Examine the material below. Gather every line in which the string "Revenue" appears.

[Records from a data source]
-- START --

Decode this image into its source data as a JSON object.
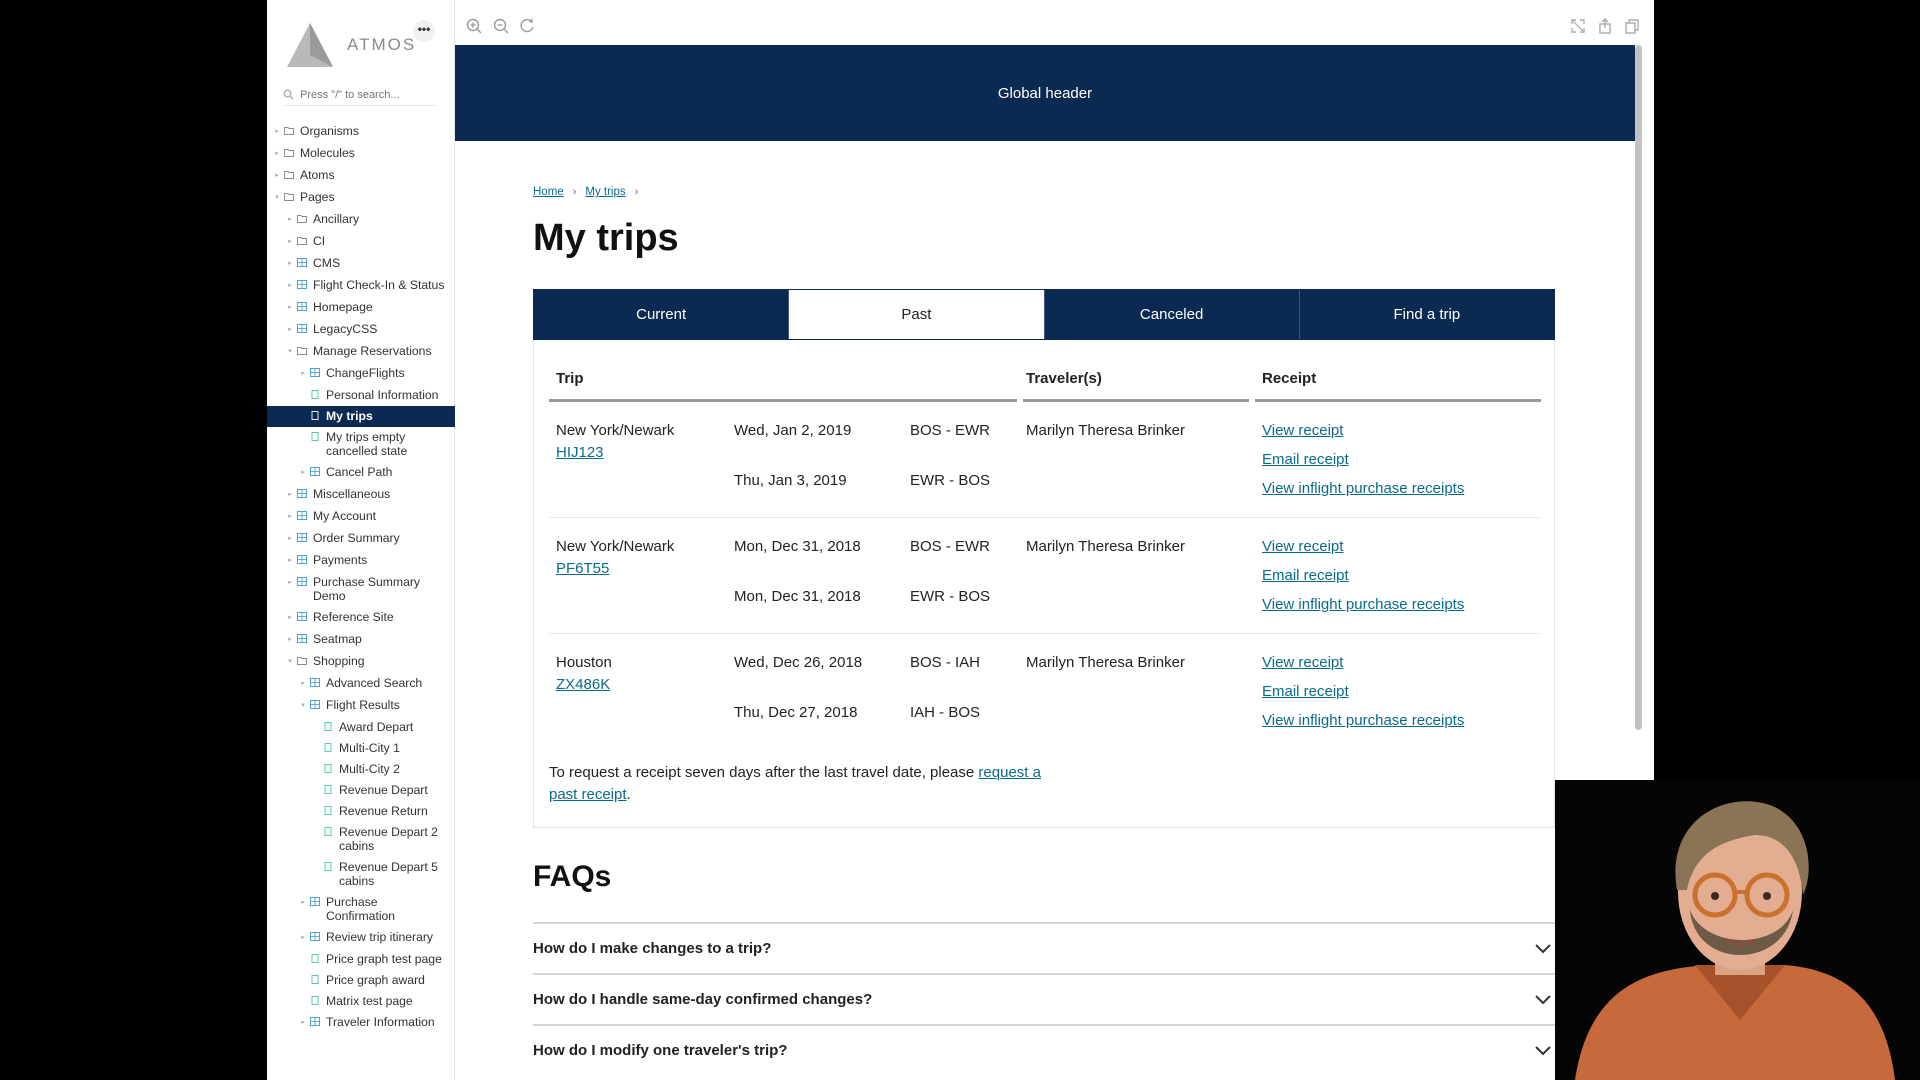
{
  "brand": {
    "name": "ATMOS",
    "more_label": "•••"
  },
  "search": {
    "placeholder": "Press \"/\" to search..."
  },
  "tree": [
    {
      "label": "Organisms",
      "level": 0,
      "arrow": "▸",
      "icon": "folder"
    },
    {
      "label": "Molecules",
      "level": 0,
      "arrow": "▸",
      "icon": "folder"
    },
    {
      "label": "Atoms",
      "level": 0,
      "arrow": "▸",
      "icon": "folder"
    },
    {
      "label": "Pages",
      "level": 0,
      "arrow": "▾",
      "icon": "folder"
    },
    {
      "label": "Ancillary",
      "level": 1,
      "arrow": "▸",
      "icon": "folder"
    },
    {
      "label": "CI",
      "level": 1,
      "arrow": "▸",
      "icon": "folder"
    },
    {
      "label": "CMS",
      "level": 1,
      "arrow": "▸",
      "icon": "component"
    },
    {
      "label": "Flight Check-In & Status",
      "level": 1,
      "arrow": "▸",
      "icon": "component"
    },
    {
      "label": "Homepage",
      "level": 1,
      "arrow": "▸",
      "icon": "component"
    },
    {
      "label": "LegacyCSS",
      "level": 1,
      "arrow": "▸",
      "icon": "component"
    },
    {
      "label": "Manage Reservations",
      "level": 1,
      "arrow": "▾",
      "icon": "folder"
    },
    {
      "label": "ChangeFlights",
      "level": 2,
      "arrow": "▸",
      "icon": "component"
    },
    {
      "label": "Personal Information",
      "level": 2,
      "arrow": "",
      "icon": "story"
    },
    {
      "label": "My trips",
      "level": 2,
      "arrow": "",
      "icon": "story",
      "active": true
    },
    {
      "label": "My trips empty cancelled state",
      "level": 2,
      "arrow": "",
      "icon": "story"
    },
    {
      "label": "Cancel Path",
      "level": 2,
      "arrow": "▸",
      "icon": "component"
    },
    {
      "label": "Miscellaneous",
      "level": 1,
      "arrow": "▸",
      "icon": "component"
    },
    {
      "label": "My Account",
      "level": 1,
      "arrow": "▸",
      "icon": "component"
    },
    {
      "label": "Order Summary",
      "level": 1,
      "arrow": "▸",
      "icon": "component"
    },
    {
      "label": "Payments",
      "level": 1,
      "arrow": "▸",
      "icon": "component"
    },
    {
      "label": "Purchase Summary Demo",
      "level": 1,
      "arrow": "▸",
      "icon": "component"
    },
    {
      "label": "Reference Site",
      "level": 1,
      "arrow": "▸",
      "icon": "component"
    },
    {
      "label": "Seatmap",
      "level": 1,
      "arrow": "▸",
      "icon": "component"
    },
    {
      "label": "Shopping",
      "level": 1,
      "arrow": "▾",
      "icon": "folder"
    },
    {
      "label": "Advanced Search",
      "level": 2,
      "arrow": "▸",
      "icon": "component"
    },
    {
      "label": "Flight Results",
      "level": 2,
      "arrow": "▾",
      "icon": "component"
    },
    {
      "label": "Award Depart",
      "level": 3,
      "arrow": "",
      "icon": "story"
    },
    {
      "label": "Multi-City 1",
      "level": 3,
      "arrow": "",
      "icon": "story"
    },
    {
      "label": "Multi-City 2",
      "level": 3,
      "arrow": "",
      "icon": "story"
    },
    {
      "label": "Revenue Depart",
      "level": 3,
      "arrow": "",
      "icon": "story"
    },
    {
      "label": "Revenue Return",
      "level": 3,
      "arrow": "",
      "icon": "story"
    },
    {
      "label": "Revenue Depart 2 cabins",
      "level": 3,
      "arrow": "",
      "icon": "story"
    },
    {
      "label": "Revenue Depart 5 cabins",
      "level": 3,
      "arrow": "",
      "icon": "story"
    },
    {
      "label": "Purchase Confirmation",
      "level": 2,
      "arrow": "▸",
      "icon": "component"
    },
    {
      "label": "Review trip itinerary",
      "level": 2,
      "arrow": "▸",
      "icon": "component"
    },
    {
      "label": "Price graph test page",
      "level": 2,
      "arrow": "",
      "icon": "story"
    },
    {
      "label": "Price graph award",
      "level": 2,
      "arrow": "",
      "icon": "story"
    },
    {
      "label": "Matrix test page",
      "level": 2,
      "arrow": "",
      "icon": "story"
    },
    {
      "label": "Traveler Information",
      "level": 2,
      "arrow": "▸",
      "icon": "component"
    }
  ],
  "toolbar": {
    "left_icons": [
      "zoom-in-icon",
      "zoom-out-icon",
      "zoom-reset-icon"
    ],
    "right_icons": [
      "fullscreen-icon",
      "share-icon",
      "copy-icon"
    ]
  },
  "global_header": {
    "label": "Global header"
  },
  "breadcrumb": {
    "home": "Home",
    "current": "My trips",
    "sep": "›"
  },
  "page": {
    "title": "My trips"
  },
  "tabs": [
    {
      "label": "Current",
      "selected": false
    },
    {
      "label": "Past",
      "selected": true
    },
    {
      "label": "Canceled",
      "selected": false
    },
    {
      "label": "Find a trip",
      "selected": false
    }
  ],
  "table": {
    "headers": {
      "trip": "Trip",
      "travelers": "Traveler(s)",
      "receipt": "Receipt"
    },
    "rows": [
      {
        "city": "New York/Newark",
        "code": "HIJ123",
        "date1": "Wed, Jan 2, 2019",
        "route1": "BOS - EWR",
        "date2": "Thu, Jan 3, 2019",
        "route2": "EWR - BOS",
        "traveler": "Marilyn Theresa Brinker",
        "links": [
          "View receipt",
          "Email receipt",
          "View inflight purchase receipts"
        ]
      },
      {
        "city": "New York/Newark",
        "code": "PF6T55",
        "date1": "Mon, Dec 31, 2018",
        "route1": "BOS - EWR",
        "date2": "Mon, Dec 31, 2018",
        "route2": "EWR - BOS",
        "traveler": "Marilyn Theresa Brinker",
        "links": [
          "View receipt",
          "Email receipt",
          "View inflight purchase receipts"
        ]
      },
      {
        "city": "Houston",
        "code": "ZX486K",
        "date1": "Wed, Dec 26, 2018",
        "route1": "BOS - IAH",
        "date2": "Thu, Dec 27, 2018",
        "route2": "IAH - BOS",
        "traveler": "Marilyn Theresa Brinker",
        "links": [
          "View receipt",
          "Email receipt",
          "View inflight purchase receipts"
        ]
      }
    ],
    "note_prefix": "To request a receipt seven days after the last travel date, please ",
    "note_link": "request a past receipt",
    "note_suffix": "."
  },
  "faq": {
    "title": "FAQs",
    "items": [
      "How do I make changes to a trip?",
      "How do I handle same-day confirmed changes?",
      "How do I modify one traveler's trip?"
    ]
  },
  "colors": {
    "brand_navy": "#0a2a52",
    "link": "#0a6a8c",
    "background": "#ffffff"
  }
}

-- END --

> [TASK RESULT]
      "label": "Revenue Depart",
      "label": "Revenue Return",
      "label": "Revenue Depart 2 cabins",
      "label": "Revenue Depart 5 cabins",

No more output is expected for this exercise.